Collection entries
= = = = =
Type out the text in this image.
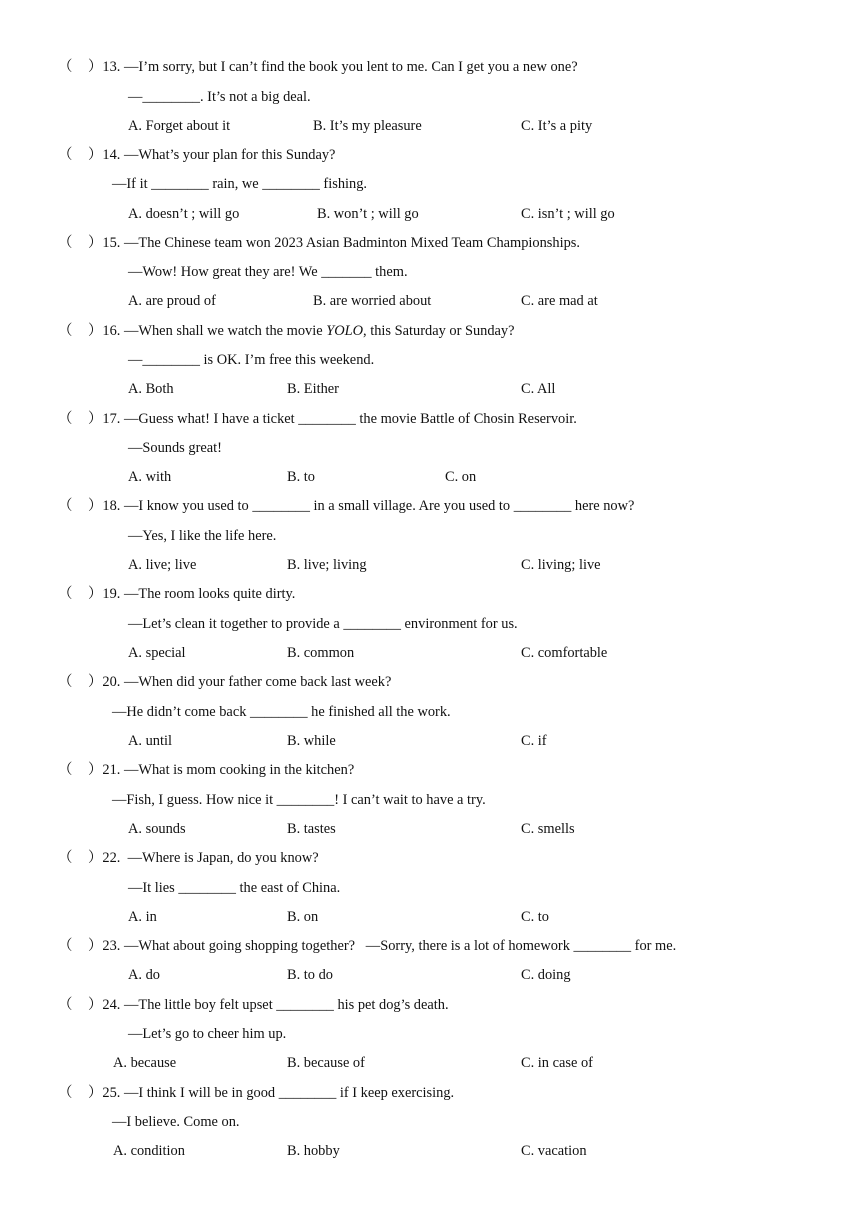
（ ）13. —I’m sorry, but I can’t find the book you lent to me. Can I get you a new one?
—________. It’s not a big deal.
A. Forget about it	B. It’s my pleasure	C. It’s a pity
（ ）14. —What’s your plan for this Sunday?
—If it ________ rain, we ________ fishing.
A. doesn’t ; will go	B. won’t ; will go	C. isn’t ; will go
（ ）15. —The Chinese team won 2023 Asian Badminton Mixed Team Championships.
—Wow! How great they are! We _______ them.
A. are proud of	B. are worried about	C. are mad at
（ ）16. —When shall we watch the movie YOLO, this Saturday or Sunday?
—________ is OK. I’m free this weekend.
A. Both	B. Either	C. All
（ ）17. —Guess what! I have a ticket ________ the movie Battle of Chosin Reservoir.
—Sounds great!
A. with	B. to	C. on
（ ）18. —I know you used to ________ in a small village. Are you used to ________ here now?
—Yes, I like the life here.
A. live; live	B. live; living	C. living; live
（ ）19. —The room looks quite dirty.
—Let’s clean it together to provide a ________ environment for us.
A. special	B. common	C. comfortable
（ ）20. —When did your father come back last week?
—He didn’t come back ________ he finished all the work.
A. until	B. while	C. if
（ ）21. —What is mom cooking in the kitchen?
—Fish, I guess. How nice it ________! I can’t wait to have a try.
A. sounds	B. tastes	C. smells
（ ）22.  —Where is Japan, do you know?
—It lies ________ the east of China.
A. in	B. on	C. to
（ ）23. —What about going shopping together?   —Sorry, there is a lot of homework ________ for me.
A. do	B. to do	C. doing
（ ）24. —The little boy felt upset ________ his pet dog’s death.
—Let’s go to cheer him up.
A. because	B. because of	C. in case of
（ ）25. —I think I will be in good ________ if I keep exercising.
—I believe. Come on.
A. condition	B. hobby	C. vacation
= = = = =
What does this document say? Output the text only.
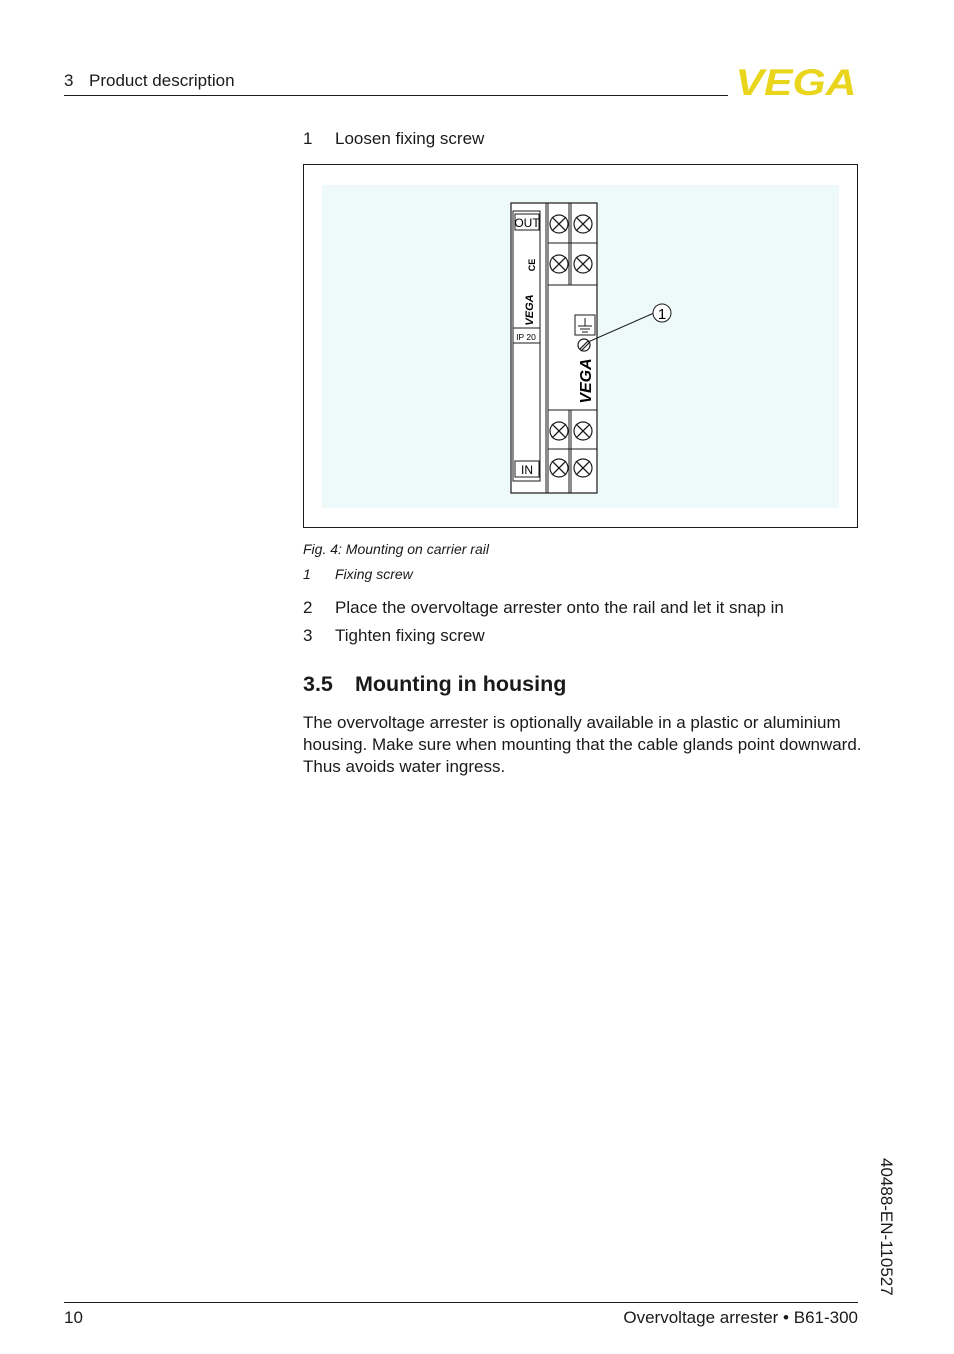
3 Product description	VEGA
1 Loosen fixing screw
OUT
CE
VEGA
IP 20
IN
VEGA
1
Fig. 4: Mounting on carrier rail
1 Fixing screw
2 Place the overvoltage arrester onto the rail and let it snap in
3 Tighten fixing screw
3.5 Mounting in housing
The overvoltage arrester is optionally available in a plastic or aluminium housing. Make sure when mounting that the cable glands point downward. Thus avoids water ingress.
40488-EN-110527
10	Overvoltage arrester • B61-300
= = = = =
# What the task asks
Within the material above, find the lines that contain the word "this"; copy them.

# Output of the task
Type out the text in this image.
（ ）14. —What’s your plan for this Sunday?
（ ）16. —When shall we watch the movie YOLO, this Saturday or Sunday?
—________ is OK. I’m free this weekend.
What does this document say? Output the text only.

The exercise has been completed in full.